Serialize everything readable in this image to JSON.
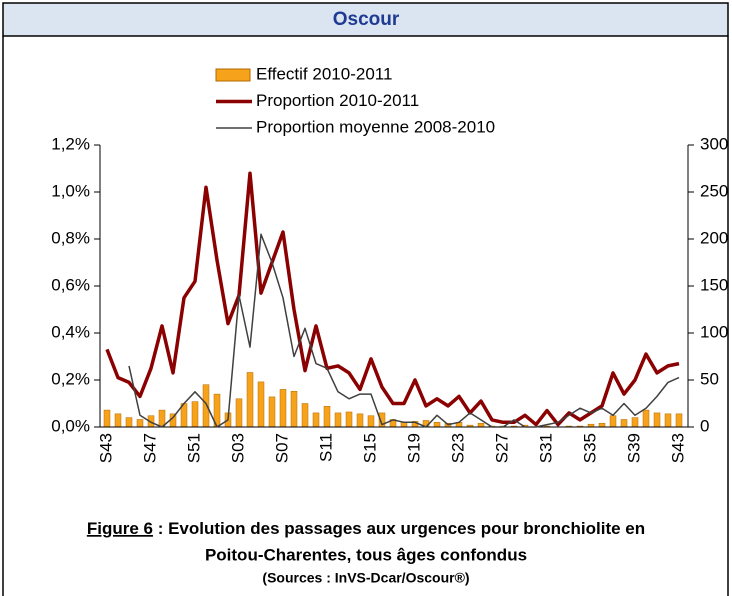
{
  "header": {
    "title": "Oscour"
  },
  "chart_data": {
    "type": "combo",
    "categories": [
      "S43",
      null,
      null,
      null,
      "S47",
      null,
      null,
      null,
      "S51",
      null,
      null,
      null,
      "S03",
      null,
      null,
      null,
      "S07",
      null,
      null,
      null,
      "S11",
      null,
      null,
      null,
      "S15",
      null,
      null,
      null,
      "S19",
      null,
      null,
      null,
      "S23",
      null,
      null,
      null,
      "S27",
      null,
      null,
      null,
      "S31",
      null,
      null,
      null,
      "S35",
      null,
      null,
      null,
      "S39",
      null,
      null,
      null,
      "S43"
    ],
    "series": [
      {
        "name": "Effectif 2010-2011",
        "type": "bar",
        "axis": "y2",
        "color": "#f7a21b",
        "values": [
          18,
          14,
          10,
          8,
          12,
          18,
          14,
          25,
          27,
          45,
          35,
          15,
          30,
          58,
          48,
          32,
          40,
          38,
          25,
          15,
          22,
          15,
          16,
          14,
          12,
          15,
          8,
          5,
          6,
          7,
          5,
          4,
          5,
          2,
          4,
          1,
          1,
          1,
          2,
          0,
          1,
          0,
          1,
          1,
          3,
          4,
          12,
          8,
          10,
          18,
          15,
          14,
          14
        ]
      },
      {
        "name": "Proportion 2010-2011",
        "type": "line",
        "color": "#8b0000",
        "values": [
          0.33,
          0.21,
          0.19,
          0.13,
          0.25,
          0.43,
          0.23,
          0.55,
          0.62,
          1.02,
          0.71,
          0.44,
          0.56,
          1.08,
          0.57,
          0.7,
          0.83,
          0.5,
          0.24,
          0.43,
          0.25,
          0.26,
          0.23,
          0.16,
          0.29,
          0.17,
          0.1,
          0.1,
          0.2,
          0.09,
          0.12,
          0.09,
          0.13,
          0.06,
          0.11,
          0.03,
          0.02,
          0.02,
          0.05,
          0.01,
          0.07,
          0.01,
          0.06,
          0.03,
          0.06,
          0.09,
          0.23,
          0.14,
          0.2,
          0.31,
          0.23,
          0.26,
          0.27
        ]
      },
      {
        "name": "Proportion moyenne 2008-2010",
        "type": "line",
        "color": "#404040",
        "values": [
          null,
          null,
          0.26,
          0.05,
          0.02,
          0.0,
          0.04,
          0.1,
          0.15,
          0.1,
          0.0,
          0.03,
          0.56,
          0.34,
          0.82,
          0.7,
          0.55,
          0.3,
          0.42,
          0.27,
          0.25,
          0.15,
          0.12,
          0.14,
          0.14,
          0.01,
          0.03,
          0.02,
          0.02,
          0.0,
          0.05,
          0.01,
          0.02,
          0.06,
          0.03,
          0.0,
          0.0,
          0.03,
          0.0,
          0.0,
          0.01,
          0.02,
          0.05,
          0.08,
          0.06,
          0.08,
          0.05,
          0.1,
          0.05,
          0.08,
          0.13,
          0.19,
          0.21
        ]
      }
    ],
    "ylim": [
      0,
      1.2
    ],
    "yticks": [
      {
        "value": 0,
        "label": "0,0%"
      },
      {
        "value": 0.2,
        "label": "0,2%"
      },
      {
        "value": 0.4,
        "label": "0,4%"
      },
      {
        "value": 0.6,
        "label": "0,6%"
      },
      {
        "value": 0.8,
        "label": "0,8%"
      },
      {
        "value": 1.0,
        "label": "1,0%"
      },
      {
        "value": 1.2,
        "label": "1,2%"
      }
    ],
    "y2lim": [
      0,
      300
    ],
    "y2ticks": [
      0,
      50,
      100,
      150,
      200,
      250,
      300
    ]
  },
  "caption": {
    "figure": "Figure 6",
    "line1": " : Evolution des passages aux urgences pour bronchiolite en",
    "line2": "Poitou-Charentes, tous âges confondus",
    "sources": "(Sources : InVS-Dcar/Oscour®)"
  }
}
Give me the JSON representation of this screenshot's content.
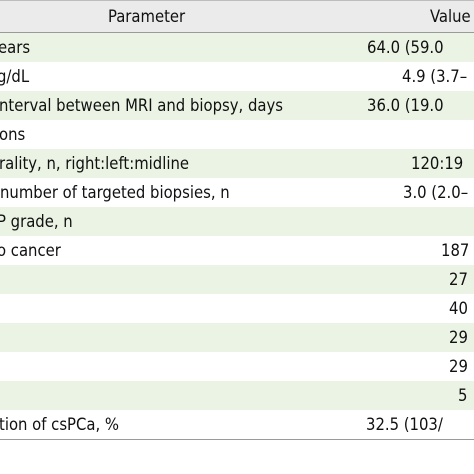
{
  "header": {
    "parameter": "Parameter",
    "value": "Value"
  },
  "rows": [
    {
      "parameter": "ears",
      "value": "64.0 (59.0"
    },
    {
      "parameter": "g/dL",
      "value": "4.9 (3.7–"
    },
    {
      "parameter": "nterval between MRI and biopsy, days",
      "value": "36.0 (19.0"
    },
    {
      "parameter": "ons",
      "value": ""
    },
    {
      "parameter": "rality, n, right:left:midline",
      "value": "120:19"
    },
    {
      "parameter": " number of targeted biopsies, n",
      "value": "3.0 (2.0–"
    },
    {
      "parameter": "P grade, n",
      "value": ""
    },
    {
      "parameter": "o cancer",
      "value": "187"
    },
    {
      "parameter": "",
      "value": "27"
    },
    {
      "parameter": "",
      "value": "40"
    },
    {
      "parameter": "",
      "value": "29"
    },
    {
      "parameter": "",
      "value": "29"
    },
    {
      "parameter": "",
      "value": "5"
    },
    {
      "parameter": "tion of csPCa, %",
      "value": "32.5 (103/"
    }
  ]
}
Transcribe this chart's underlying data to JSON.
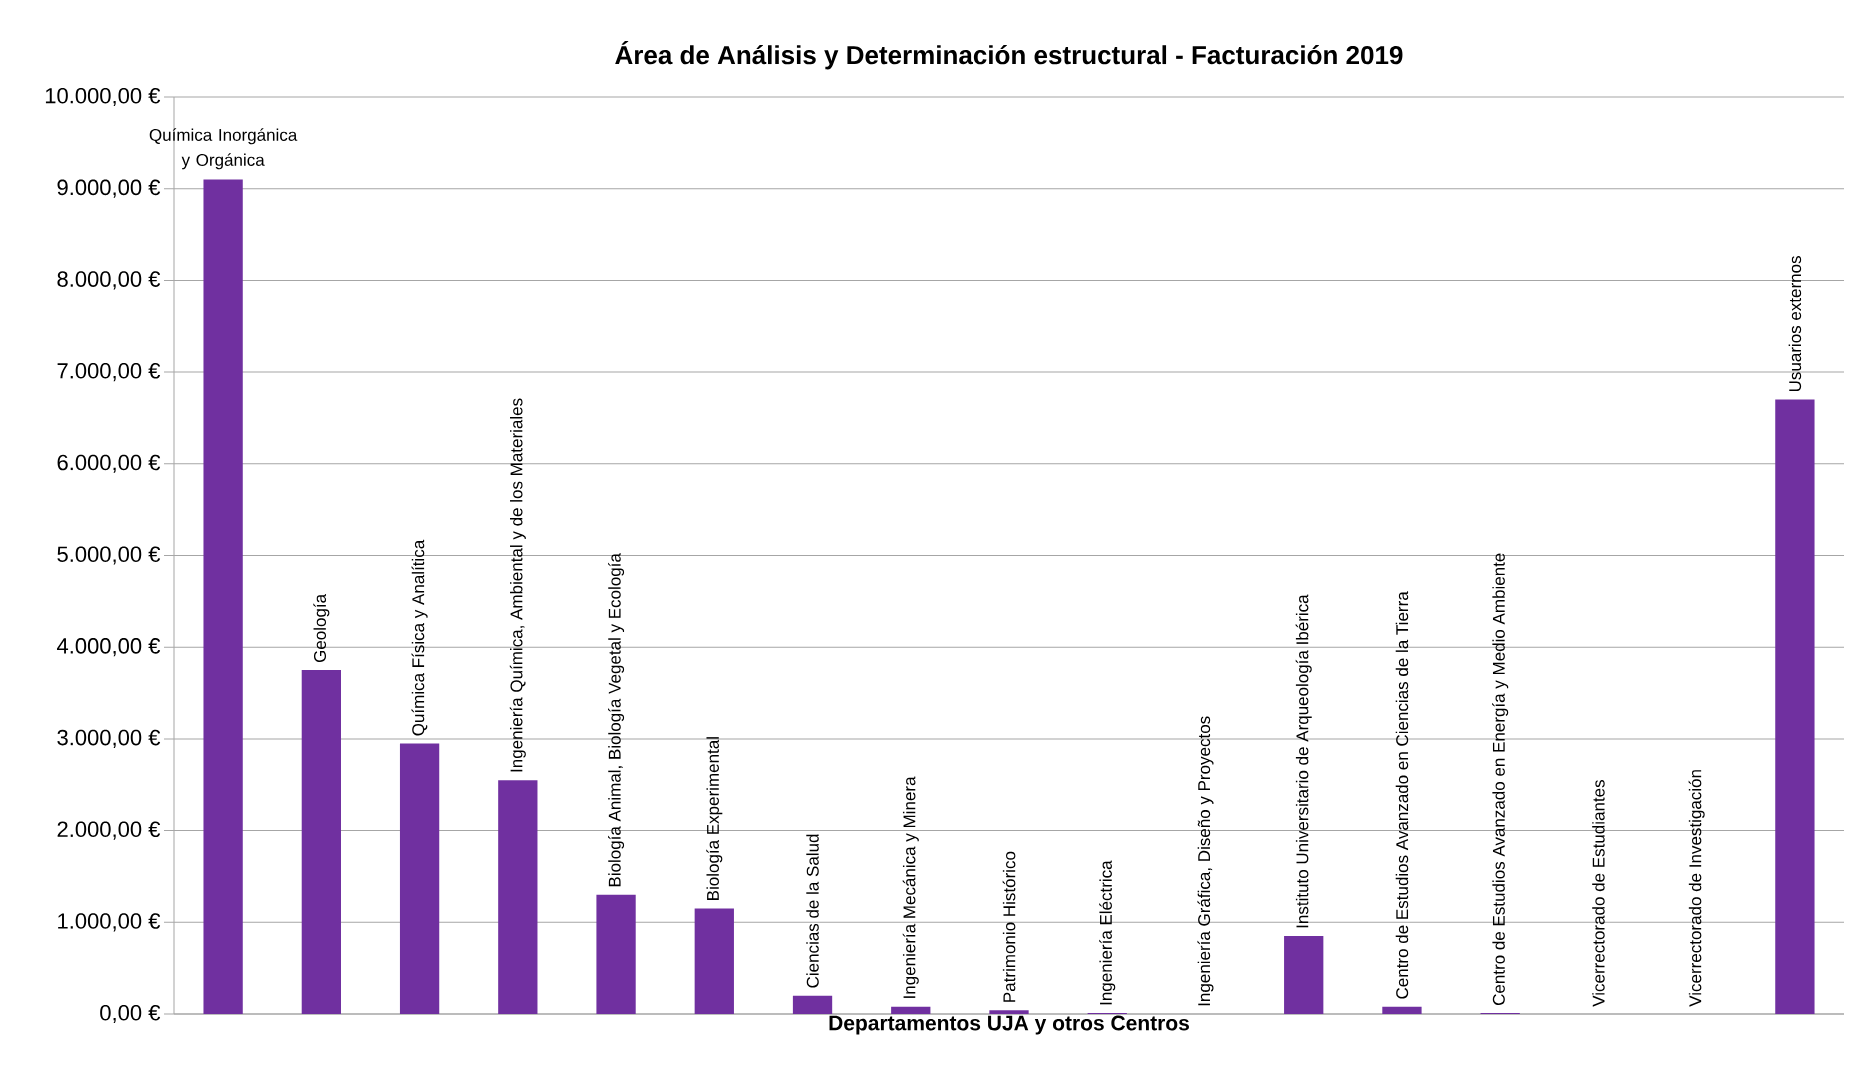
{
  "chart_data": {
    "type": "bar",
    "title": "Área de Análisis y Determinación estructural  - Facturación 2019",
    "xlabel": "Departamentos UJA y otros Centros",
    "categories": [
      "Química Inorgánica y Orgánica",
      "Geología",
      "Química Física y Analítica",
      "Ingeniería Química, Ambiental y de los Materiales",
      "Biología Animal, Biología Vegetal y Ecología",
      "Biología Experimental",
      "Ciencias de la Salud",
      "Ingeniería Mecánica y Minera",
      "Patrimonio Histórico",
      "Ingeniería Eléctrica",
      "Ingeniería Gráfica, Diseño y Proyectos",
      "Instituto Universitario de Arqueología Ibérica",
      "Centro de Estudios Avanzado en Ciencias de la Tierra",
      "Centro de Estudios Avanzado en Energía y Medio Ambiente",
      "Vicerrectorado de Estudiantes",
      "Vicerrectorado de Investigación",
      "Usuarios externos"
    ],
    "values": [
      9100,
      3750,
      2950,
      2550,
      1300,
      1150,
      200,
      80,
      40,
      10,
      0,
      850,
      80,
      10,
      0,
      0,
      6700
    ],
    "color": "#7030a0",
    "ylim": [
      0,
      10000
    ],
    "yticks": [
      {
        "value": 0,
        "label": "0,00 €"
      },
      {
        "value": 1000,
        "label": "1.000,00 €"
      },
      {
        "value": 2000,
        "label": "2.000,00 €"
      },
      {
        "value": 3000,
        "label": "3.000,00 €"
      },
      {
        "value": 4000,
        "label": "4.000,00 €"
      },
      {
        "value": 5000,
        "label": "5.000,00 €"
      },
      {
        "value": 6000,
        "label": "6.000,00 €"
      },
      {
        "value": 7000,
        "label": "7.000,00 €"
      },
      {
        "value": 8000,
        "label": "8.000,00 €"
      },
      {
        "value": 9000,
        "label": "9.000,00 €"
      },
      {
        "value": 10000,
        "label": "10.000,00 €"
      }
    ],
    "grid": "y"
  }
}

§ TASK TO COMPLETE:
Write out every line of the preceding listing that contains "Proportion".

§ RESPONSE TO THIS EXERCISE:
        "name": "Proportion 2010-2011",
        "name": "Proportion moyenne 2008-2010",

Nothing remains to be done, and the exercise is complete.